What the task asks:
Using the listing below, report all lines holding the word "Paniertes".
Start of Recorded information
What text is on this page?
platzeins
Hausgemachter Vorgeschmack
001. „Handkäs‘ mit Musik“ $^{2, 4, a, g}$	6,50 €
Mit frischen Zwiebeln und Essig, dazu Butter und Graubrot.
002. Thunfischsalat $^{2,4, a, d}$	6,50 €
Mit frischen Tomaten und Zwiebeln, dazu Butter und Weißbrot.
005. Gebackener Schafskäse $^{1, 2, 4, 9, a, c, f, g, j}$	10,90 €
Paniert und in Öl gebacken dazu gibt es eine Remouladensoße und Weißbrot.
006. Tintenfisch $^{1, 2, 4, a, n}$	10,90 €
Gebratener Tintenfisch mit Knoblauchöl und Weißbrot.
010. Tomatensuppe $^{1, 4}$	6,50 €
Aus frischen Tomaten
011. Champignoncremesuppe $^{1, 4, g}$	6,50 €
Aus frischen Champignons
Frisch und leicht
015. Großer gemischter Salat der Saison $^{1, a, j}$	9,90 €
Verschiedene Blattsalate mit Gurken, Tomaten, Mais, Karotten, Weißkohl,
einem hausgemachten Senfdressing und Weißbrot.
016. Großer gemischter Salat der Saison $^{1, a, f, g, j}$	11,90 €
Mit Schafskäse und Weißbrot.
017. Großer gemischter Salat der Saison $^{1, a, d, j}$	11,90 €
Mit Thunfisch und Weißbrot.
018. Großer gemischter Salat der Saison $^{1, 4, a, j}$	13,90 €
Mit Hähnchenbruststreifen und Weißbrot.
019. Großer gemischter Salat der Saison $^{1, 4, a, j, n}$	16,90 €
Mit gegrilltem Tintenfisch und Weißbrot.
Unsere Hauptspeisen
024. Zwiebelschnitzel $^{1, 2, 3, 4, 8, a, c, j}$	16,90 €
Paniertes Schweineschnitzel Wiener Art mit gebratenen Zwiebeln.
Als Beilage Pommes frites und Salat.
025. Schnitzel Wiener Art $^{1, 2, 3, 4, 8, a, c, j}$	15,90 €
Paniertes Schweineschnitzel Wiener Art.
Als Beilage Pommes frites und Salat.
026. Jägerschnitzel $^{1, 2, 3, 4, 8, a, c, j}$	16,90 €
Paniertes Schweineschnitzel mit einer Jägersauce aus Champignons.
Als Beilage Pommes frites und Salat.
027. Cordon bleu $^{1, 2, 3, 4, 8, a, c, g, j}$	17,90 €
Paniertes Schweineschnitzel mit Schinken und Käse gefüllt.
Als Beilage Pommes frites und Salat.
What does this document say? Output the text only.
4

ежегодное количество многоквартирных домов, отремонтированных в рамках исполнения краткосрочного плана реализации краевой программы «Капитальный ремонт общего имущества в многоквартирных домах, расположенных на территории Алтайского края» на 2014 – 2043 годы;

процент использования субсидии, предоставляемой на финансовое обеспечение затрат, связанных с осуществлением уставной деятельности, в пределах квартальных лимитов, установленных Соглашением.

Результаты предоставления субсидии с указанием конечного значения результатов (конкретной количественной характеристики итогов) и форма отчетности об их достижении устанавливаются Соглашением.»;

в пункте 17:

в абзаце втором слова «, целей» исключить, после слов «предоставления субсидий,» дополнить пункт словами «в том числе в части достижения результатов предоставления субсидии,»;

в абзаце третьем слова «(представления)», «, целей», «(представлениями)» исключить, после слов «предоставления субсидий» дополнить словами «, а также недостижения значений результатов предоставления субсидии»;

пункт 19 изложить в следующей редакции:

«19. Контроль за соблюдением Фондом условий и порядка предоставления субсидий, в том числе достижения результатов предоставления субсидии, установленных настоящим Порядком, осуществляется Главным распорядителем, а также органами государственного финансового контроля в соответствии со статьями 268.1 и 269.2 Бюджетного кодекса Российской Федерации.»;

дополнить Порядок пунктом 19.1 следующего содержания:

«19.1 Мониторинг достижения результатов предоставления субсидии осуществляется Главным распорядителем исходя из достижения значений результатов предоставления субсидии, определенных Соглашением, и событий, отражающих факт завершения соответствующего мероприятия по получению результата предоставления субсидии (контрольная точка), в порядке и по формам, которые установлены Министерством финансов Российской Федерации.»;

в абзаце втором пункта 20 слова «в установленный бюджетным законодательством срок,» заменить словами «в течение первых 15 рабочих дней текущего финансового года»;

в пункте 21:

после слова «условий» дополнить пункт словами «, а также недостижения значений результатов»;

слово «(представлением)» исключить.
End of Recorded information
Output for this task:
Paniertes Schweineschnitzel Wiener Art mit gebratenen Zwiebeln.
Paniertes Schweineschnitzel Wiener Art.
Paniertes Schweineschnitzel mit einer Jägersauce aus Champignons.
Paniertes Schweineschnitzel mit Schinken und Käse gefüllt.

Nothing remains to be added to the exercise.